Stated exercise:
Return the listing below verbatim. Pictures do not belong in the copy.

Input rows:
- - -

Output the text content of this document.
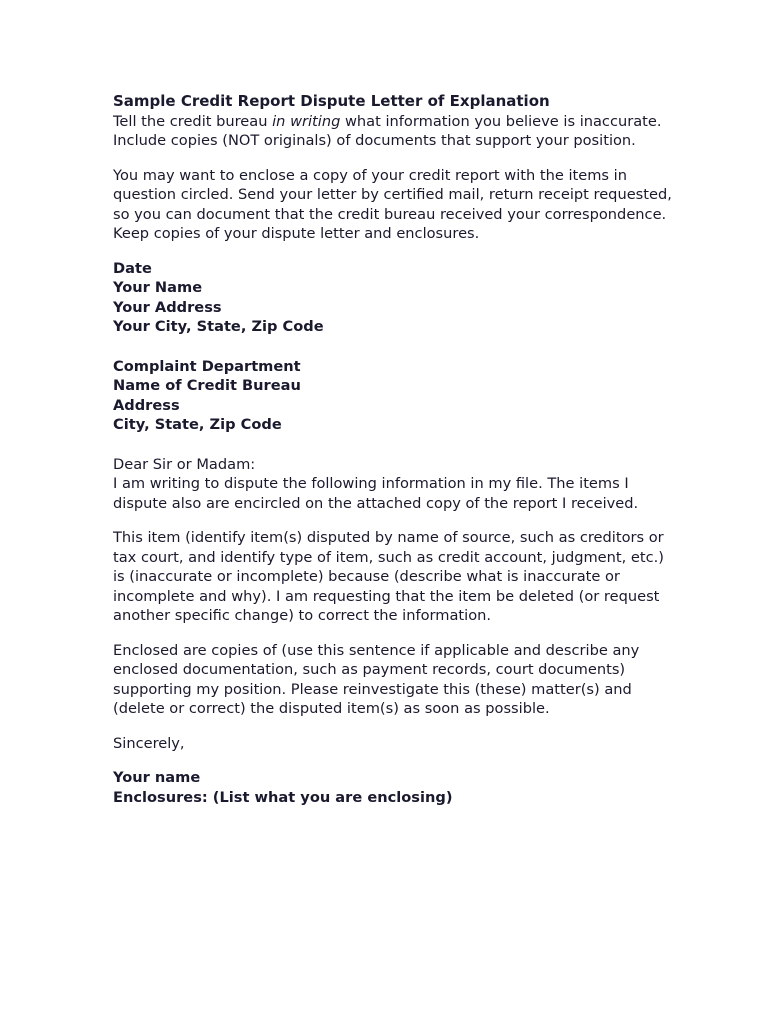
Sample Credit Report Dispute Letter of Explanation

Tell the credit bureau in writing what information you believe is inaccurate. Include copies (NOT originals) of documents that support your position.

You may want to enclose a copy of your credit report with the items in question circled. Send your letter by certified mail, return receipt requested, so you can document that the credit bureau received your correspondence. Keep copies of your dispute letter and enclosures.

Date
Your Name
Your Address
Your City, State, Zip Code
Complaint Department
Name of Credit Bureau
Address
City, State, Zip Code
Dear Sir or Madam:
I am writing to dispute the following information in my file. The items I dispute also are encircled on the attached copy of the report I received.

This item (identify item(s) disputed by name of source, such as creditors or tax court, and identify type of item, such as credit account, judgment, etc.) is (inaccurate or incomplete) because (describe what is inaccurate or incomplete and why). I am requesting that the item be deleted (or request another specific change) to correct the information.

Enclosed are copies of (use this sentence if applicable and describe any enclosed documentation, such as payment records, court documents) supporting my position. Please reinvestigate this (these) matter(s) and (delete or correct) the disputed item(s) as soon as possible.

Sincerely,

Your name
Enclosures: (List what you are enclosing)
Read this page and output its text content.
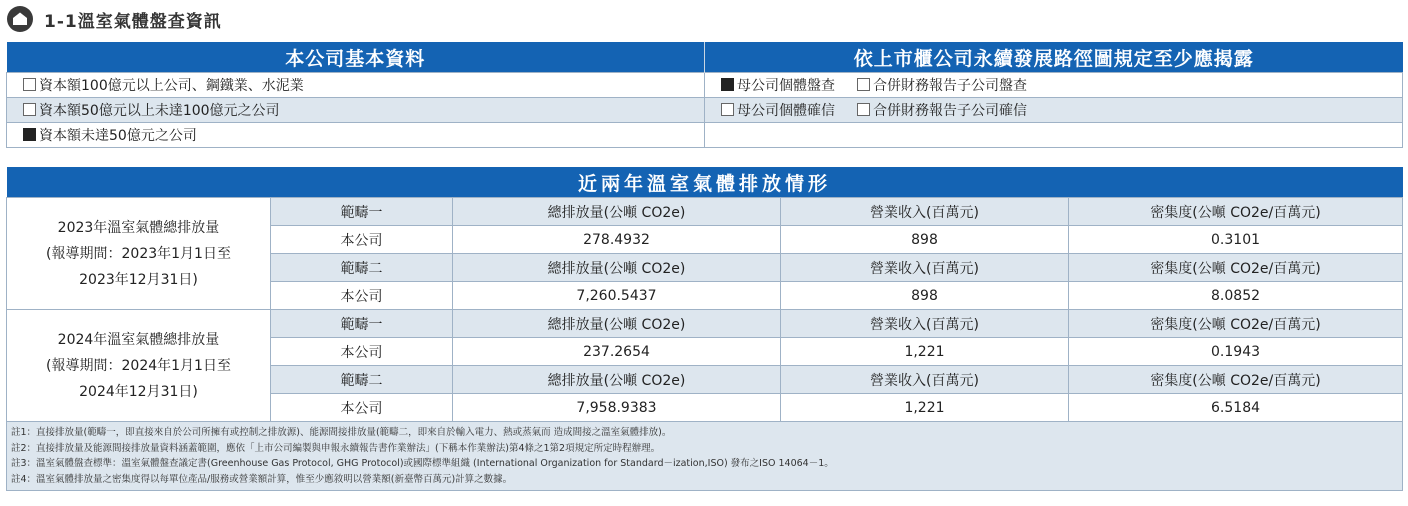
1-1溫室氣體盤查資訊
本公司基本資料	依上市櫃公司永續發展路徑圖規定至少應揭露
資本額100億元以上公司、鋼鐵業、水泥業	母公司個體盤查 合併財務報告子公司盤查
資本額50億元以上未達100億元之公司	母公司個體確信 合併財務報告子公司確信
資本額未達50億元之公司	
近兩年溫室氣體排放情形				

2023年溫室氣體總排放量
(報導期間：2023年1月1日至
2023年12月31日)	範疇一	總排放量(公噸 CO2e)	營業收入(百萬元)	密集度(公噸 CO2e/百萬元)
	本公司	278.4932	898	0.3101
	範疇二	總排放量(公噸 CO2e)	營業收入(百萬元)	密集度(公噸 CO2e/百萬元)
	本公司	7,260.5437	898	8.0852

2024年溫室氣體總排放量
(報導期間：2024年1月1日至
2024年12月31日)	範疇一	總排放量(公噸 CO2e)	營業收入(百萬元)	密集度(公噸 CO2e/百萬元)
	本公司	237.2654	1,221	0.1943
	範疇二	總排放量(公噸 CO2e)	營業收入(百萬元)	密集度(公噸 CO2e/百萬元)
	本公司	7,958.9383	1,221	6.5184

註1：直接排放量(範疇一，即直接來自於公司所擁有或控制之排放源)、能源間接排放量(範疇二，即來自於輸入電力、熱或蒸氣而 造成間接之溫室氣體排放)。
註2：直接排放量及能源間接排放量資料涵蓋範圍，應依「上市公司編製與申報永續報告書作業辦法」(下稱本作業辦法)第4條之1第2項規定所定時程辦理。
註3：溫室氣體盤查標準：溫室氣體盤查議定書(Greenhouse Gas Protocol, GHG Protocol)或國際標準組織 (International Organization for Standard－ization,ISO) 發布之ISO 14064－1。
註4：溫室氣體排放量之密集度得以每單位產品/服務或營業額計算，惟至少應敘明以營業額(新臺幣百萬元)計算之數據。				
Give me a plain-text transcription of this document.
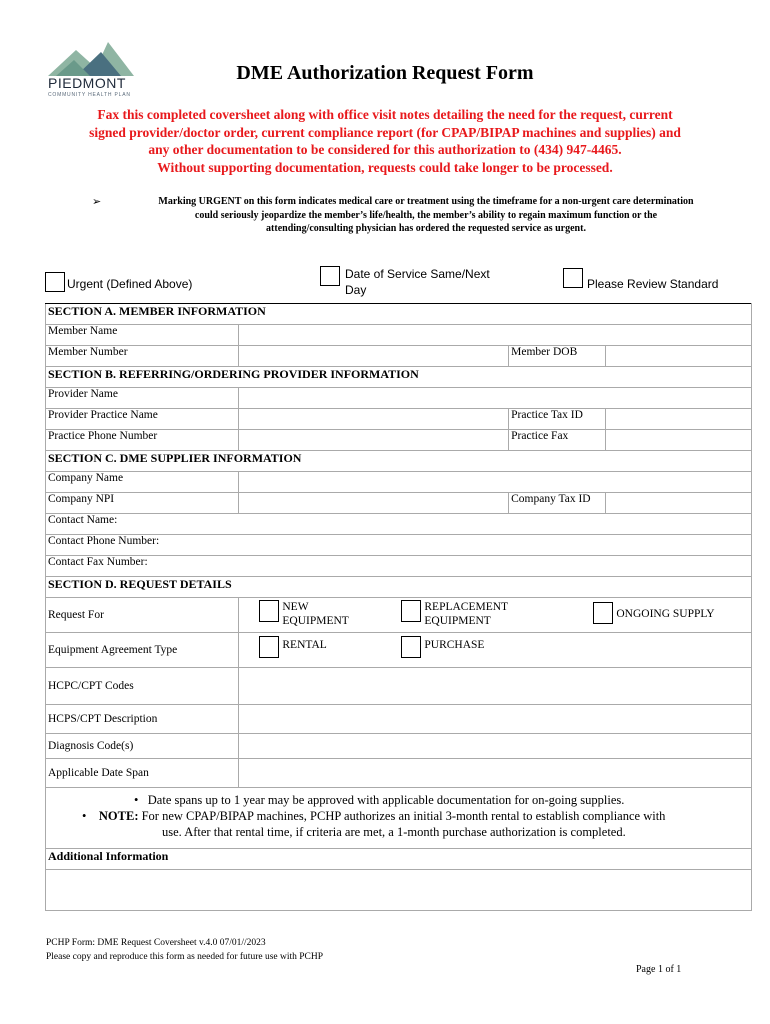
PIEDMONT
COMMUNITY HEALTH PLAN
DME Authorization Request Form
Fax this completed coversheet along with office visit notes detailing the need for the request, current
signed provider/doctor order, current compliance report (for CPAP/BIPAP machines and supplies) and
any other documentation to be considered for this authorization to (434) 947-4465.
Without supporting documentation, requests could take longer to be processed.
➢	Marking URGENT on this form indicates medical care or treatment using the timeframe for a non-urgent care determination
could seriously jeopardize the member’s life/health, the member’s ability to regain maximum function or the
attending/consulting physician has ordered the requested service as urgent.
Urgent (Defined Above)
Date of Service Same/Next
Day	Please Review Standard
SECTION A. MEMBER INFORMATION			
Member Name			
Member Number		Member DOB	
SECTION B. REFERRING/ORDERING PROVIDER INFORMATION			
Provider Name			
Provider Practice Name		Practice Tax ID	
Practice Phone Number		Practice Fax	
SECTION C. DME SUPPLIER INFORMATION			
Company Name			
Company NPI		Company Tax ID	
Contact Name:			
Contact Phone Number:			
Contact Fax Number:			
SECTION D. REQUEST DETAILS			
Request For	NEW
EQUIPMENT
REPLACEMENT
EQUIPMENT
ONGOING SUPPLY		

Equipment Agreement Type	RENTAL PURCHASE		

HCPC/CPT Codes			
HCPS/CPT Description			
Diagnosis Code(s)			
Applicable Date Span			

•   Date spans up to 1 year may be approved with applicable documentation for on-going supplies.
•    NOTE: For new CPAP/BIPAP machines, PCHP authorizes an initial 3-month rental to establish compliance with
use. After that rental time, if criteria are met, a 1-month purchase authorization is completed.			

Additional Information			

PCHP Form: DME Request Coversheet v.4.0 07/01//2023
Please copy and reproduce this form as needed for future use with PCHP
Page 1 of 1
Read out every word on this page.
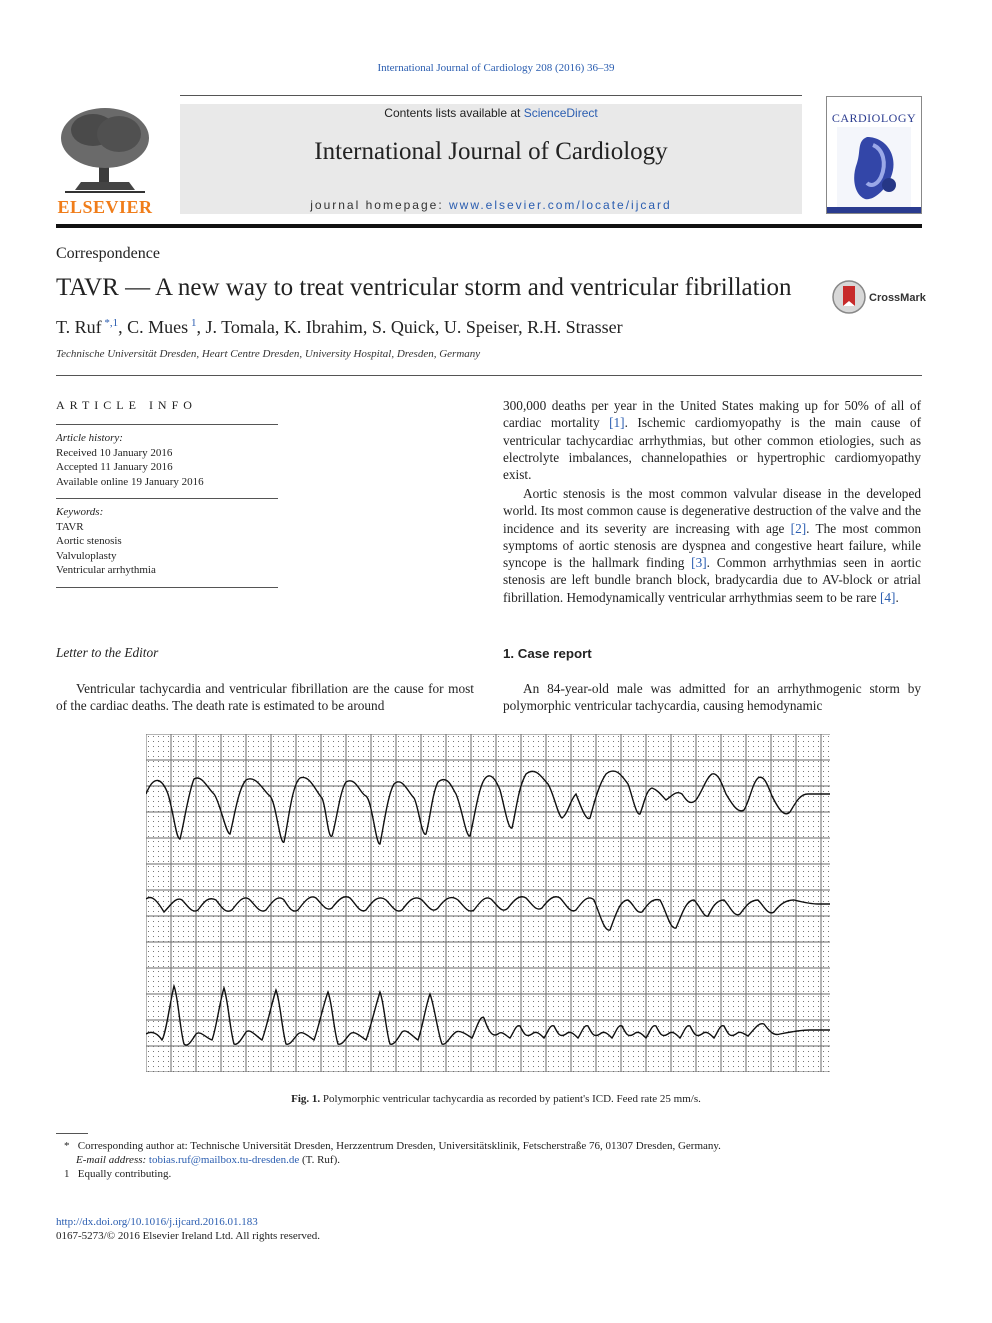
International Journal of Cardiology 208 (2016) 36–39
ELSEVIER
Contents lists available at ScienceDirect
International Journal of Cardiology
journal homepage: www.elsevier.com/locate/ijcard
CARDIOLOGY
Correspondence
TAVR — A new way to treat ventricular storm and ventricular fibrillation	CrossMark
T. Ruf $^{*,1}$, C. Mues $^1$, J. Tomala, K. Ibrahim, S. Quick, U. Speiser, R.H. Strasser
Technische Universität Dresden, Heart Centre Dresden, University Hospital, Dresden, Germany
ARTICLE INFO
Article history:
Received 10 January 2016
Accepted 11 January 2016
Available online 19 January 2016
Keywords:
TAVR
Aortic stenosis
Valvuloplasty
Ventricular arrhythmia
Letter to the Editor
Ventricular tachycardia and ventricular fibrillation are the cause for most of the cardiac deaths. The death rate is estimated to be around
300,000 deaths per year in the United States making up for 50% of all of cardiac mortality [1]. Ischemic cardiomyopathy is the main cause of ventricular tachycardiac arrhythmias, but other common etiologies, such as electrolyte imbalances, channelopathies or hypertrophic cardiomyopathy exist.
Aortic stenosis is the most common valvular disease in the developed world. Its most common cause is degenerative destruction of the valve and the incidence and its severity are increasing with age [2]. The most common symptoms of aortic stenosis are dyspnea and congestive heart failure, while syncope is the hallmark finding [3]. Common arrhythmias seen in aortic stenosis are left bundle branch block, bradycardia due to AV-block or atrial fibrillation. Hemodynamically ventricular arrhythmias seem to be rare [4].
1. Case report
An 84-year-old male was admitted for an arrhythmogenic storm by polymorphic ventricular tachycardia, causing hemodynamic
Fig. 1. Polymorphic ventricular tachycardia as recorded by patient's ICD. Feed rate 25 mm/s.
* Corresponding author at: Technische Universität Dresden, Herzzentrum Dresden, Universitätsklinik, Fetscherstraße 76, 01307 Dresden, Germany.
E-mail address: tobias.ruf@mailbox.tu-dresden.de (T. Ruf).
1 Equally contributing.
http://dx.doi.org/10.1016/j.ijcard.2016.01.183
0167-5273/© 2016 Elsevier Ireland Ltd. All rights reserved.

- - -

Exercise solution:
Output the text content of this document.
Sample Credit Report Dispute Letter of Explanation

Tell the credit bureau in writing what information you believe is inaccurate. Include copies (NOT originals) of documents that support your position.

You may want to enclose a copy of your credit report with the items in question circled. Send your letter by certified mail, return receipt requested, so you can document that the credit bureau received your correspondence. Keep copies of your dispute letter and enclosures.

Date
Your Name
Your Address
Your City, State, Zip Code
Complaint Department
Name of Credit Bureau
Address
City, State, Zip Code
Dear Sir or Madam:
I am writing to dispute the following information in my file. The items I dispute also are encircled on the attached copy of the report I received.

This item (identify item(s) disputed by name of source, such as creditors or tax court, and identify type of item, such as credit account, judgment, etc.) is (inaccurate or incomplete) because (describe what is inaccurate or incomplete and why). I am requesting that the item be deleted (or request another specific change) to correct the information.

Enclosed are copies of (use this sentence if applicable and describe any enclosed documentation, such as payment records, court documents) supporting my position. Please reinvestigate this (these) matter(s) and (delete or correct) the disputed item(s) as soon as possible.

Sincerely,

Your name
Enclosures: (List what you are enclosing)
Read this page and output its text content.
1-1溫室氣體盤查資訊
本公司基本資料	依上市櫃公司永續發展路徑圖規定至少應揭露
資本額100億元以上公司、鋼鐵業、水泥業	母公司個體盤查 合併財務報告子公司盤查
資本額50億元以上未達100億元之公司	母公司個體確信 合併財務報告子公司確信
資本額未達50億元之公司	
近兩年溫室氣體排放情形				

2023年溫室氣體總排放量
(報導期間：2023年1月1日至
2023年12月31日)	範疇一	總排放量(公噸 CO2e)	營業收入(百萬元)	密集度(公噸 CO2e/百萬元)
	本公司	278.4932	898	0.3101
	範疇二	總排放量(公噸 CO2e)	營業收入(百萬元)	密集度(公噸 CO2e/百萬元)
	本公司	7,260.5437	898	8.0852

2024年溫室氣體總排放量
(報導期間：2024年1月1日至
2024年12月31日)	範疇一	總排放量(公噸 CO2e)	營業收入(百萬元)	密集度(公噸 CO2e/百萬元)
	本公司	237.2654	1,221	0.1943
	範疇二	總排放量(公噸 CO2e)	營業收入(百萬元)	密集度(公噸 CO2e/百萬元)
	本公司	7,958.9383	1,221	6.5184

註1：直接排放量(範疇一，即直接來自於公司所擁有或控制之排放源)、能源間接排放量(範疇二，即來自於輸入電力、熱或蒸氣而 造成間接之溫室氣體排放)。
註2：直接排放量及能源間接排放量資料涵蓋範圍，應依「上市公司編製與申報永續報告書作業辦法」(下稱本作業辦法)第4條之1第2項規定所定時程辦理。
註3：溫室氣體盤查標準：溫室氣體盤查議定書(Greenhouse Gas Protocol, GHG Protocol)或國際標準組織 (International Organization for Standard－ization,ISO) 發布之ISO 14064－1。
註4：溫室氣體排放量之密集度得以每單位產品/服務或營業額計算，惟至少應敘明以營業額(新臺幣百萬元)計算之數據。				
Give me a plain-text transcription of this document.
PIEDMONT
COMMUNITY HEALTH PLAN
DME Authorization Request Form
Fax this completed coversheet along with office visit notes detailing the need for the request, current
signed provider/doctor order, current compliance report (for CPAP/BIPAP machines and supplies) and
any other documentation to be considered for this authorization to (434) 947-4465.
Without supporting documentation, requests could take longer to be processed.
➢	Marking URGENT on this form indicates medical care or treatment using the timeframe for a non-urgent care determination
could seriously jeopardize the member’s life/health, the member’s ability to regain maximum function or the
attending/consulting physician has ordered the requested service as urgent.
Urgent (Defined Above)
Date of Service Same/Next
Day	Please Review Standard
SECTION A. MEMBER INFORMATION			
Member Name			
Member Number		Member DOB	
SECTION B. REFERRING/ORDERING PROVIDER INFORMATION			
Provider Name			
Provider Practice Name		Practice Tax ID	
Practice Phone Number		Practice Fax	
SECTION C. DME SUPPLIER INFORMATION			
Company Name			
Company NPI		Company Tax ID	
Contact Name:			
Contact Phone Number:			
Contact Fax Number:			
SECTION D. REQUEST DETAILS			
Request For	NEW
EQUIPMENT
REPLACEMENT
EQUIPMENT
ONGOING SUPPLY		

Equipment Agreement Type	RENTAL PURCHASE		

HCPC/CPT Codes			
HCPS/CPT Description			
Diagnosis Code(s)			
Applicable Date Span			

•   Date spans up to 1 year may be approved with applicable documentation for on-going supplies.
•    NOTE: For new CPAP/BIPAP machines, PCHP authorizes an initial 3-month rental to establish compliance with
use. After that rental time, if criteria are met, a 1-month purchase authorization is completed.			

Additional Information			

PCHP Form: DME Request Coversheet v.4.0 07/01//2023
Please copy and reproduce this form as needed for future use with PCHP
Page 1 of 1
Read out every word on this page.
International Journal of Cardiology 208 (2016) 36–39
ELSEVIER
Contents lists available at ScienceDirect
International Journal of Cardiology
journal homepage: www.elsevier.com/locate/ijcard
CARDIOLOGY
Correspondence
TAVR — A new way to treat ventricular storm and ventricular fibrillation	CrossMark
T. Ruf $^{*,1}$, C. Mues $^1$, J. Tomala, K. Ibrahim, S. Quick, U. Speiser, R.H. Strasser
Technische Universität Dresden, Heart Centre Dresden, University Hospital, Dresden, Germany
ARTICLE INFO
Article history:
Received 10 January 2016
Accepted 11 January 2016
Available online 19 January 2016
Keywords:
TAVR
Aortic stenosis
Valvuloplasty
Ventricular arrhythmia
Letter to the Editor
Ventricular tachycardia and ventricular fibrillation are the cause for most of the cardiac deaths. The death rate is estimated to be around
300,000 deaths per year in the United States making up for 50% of all of cardiac mortality [1]. Ischemic cardiomyopathy is the main cause of ventricular tachycardiac arrhythmias, but other common etiologies, such as electrolyte imbalances, channelopathies or hypertrophic cardiomyopathy exist.
Aortic stenosis is the most common valvular disease in the developed world. Its most common cause is degenerative destruction of the valve and the incidence and its severity are increasing with age [2]. The most common symptoms of aortic stenosis are dyspnea and congestive heart failure, while syncope is the hallmark finding [3]. Common arrhythmias seen in aortic stenosis are left bundle branch block, bradycardia due to AV-block or atrial fibrillation. Hemodynamically ventricular arrhythmias seem to be rare [4].
1. Case report
An 84-year-old male was admitted for an arrhythmogenic storm by polymorphic ventricular tachycardia, causing hemodynamic
Fig. 1. Polymorphic ventricular tachycardia as recorded by patient's ICD. Feed rate 25 mm/s.
* Corresponding author at: Technische Universität Dresden, Herzzentrum Dresden, Universitätsklinik, Fetscherstraße 76, 01307 Dresden, Germany.
E-mail address: tobias.ruf@mailbox.tu-dresden.de (T. Ruf).
1 Equally contributing.
http://dx.doi.org/10.1016/j.ijcard.2016.01.183
0167-5273/© 2016 Elsevier Ireland Ltd. All rights reserved.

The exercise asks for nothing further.